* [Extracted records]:
====================

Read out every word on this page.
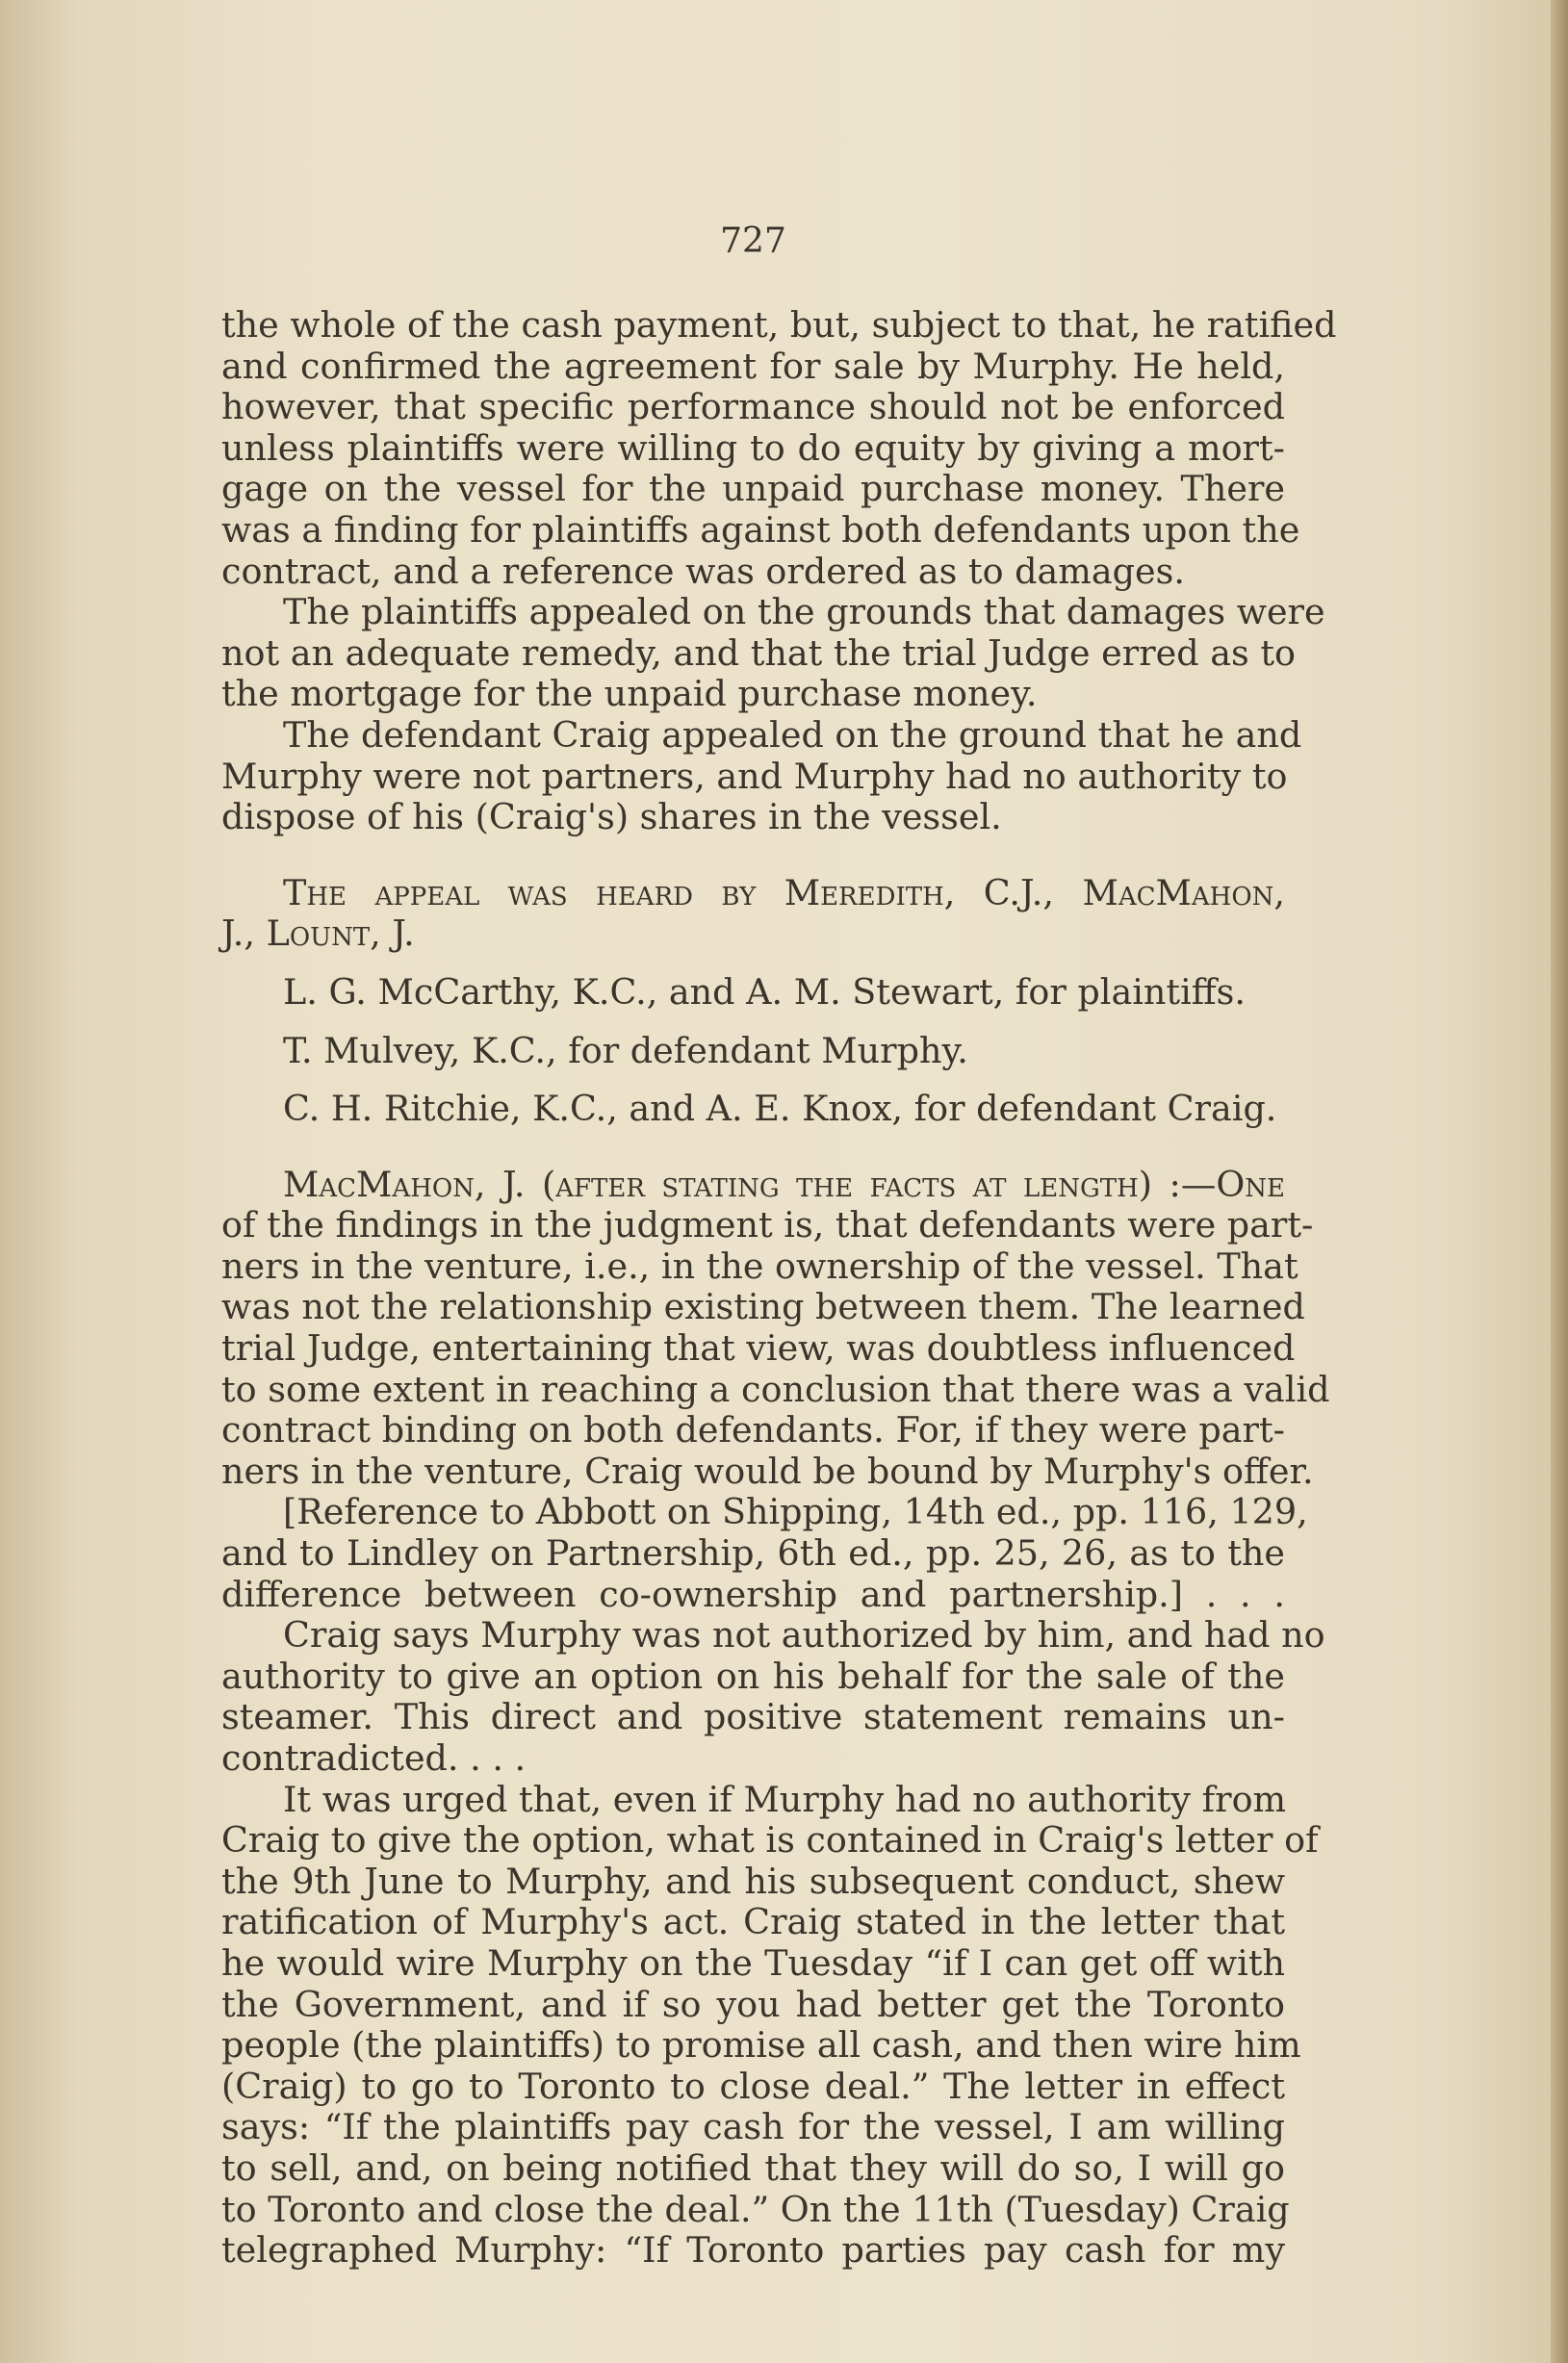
727
the whole of the cash payment, but, subject to that, he ratified
and confirmed the agreement for sale by Murphy. He held,
however, that specific performance should not be enforced
unless plaintiffs were willing to do equity by giving a mort-
gage on the vessel for the unpaid purchase money. There
was a finding for plaintiffs against both defendants upon the
contract, and a reference was ordered as to damages.
The plaintiffs appealed on the grounds that damages were
not an adequate remedy, and that the trial Judge erred as to
the mortgage for the unpaid purchase money.
The defendant Craig appealed on the ground that he and
Murphy were not partners, and Murphy had no authority to
dispose of his (Craig's) shares in the vessel.
The appeal was heard by Meredith, C.J., MacMahon,
J., Lount, J.
L. G. McCarthy, K.C., and A. M. Stewart, for plaintiffs.
T. Mulvey, K.C., for defendant Murphy.
C. H. Ritchie, K.C., and A. E. Knox, for defendant Craig.
MacMahon, J. (after stating the facts at length) :—One
of the findings in the judgment is, that defendants were part-
ners in the venture, i.e., in the ownership of the vessel. That
was not the relationship existing between them. The learned
trial Judge, entertaining that view, was doubtless influenced
to some extent in reaching a conclusion that there was a valid
contract binding on both defendants. For, if they were part-
ners in the venture, Craig would be bound by Murphy's offer.
[Reference to Abbott on Shipping, 14th ed., pp. 116, 129,
and to Lindley on Partnership, 6th ed., pp. 25, 26, as to the
difference between co-ownership and partnership.] . . .
Craig says Murphy was not authorized by him, and had no
authority to give an option on his behalf for the sale of the
steamer. This direct and positive statement remains un-
contradicted. . . .
It was urged that, even if Murphy had no authority from
Craig to give the option, what is contained in Craig's letter of
the 9th June to Murphy, and his subsequent conduct, shew
ratification of Murphy's act. Craig stated in the letter that
he would wire Murphy on the Tuesday “if I can get off with
the Government, and if so you had better get the Toronto
people (the plaintiffs) to promise all cash, and then wire him
(Craig) to go to Toronto to close deal.” The letter in effect
says: “If the plaintiffs pay cash for the vessel, I am willing
to sell, and, on being notified that they will do so, I will go
to Toronto and close the deal.” On the 11th (Tuesday) Craig
telegraphed Murphy: “If Toronto parties pay cash for my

====================

* [Exercise prompt]:
Quote every line word for word and keep the images out of the copy.

* [Finished task]:
Read out every word on this page.
727
the whole of the cash payment, but, subject to that, he ratified
and confirmed the agreement for sale by Murphy. He held,
however, that specific performance should not be enforced
unless plaintiffs were willing to do equity by giving a mort-
gage on the vessel for the unpaid purchase money. There
was a finding for plaintiffs against both defendants upon the
contract, and a reference was ordered as to damages.
The plaintiffs appealed on the grounds that damages were
not an adequate remedy, and that the trial Judge erred as to
the mortgage for the unpaid purchase money.
The defendant Craig appealed on the ground that he and
Murphy were not partners, and Murphy had no authority to
dispose of his (Craig's) shares in the vessel.
The appeal was heard by Meredith, C.J., MacMahon,
J., Lount, J.
L. G. McCarthy, K.C., and A. M. Stewart, for plaintiffs.
T. Mulvey, K.C., for defendant Murphy.
C. H. Ritchie, K.C., and A. E. Knox, for defendant Craig.
MacMahon, J. (after stating the facts at length) :—One
of the findings in the judgment is, that defendants were part-
ners in the venture, i.e., in the ownership of the vessel. That
was not the relationship existing between them. The learned
trial Judge, entertaining that view, was doubtless influenced
to some extent in reaching a conclusion that there was a valid
contract binding on both defendants. For, if they were part-
ners in the venture, Craig would be bound by Murphy's offer.
[Reference to Abbott on Shipping, 14th ed., pp. 116, 129,
and to Lindley on Partnership, 6th ed., pp. 25, 26, as to the
difference between co-ownership and partnership.] . . .
Craig says Murphy was not authorized by him, and had no
authority to give an option on his behalf for the sale of the
steamer. This direct and positive statement remains un-
contradicted. . . .
It was urged that, even if Murphy had no authority from
Craig to give the option, what is contained in Craig's letter of
the 9th June to Murphy, and his subsequent conduct, shew
ratification of Murphy's act. Craig stated in the letter that
he would wire Murphy on the Tuesday “if I can get off with
the Government, and if so you had better get the Toronto
people (the plaintiffs) to promise all cash, and then wire him
(Craig) to go to Toronto to close deal.” The letter in effect
says: “If the plaintiffs pay cash for the vessel, I am willing
to sell, and, on being notified that they will do so, I will go
to Toronto and close the deal.” On the 11th (Tuesday) Craig
telegraphed Murphy: “If Toronto parties pay cash for my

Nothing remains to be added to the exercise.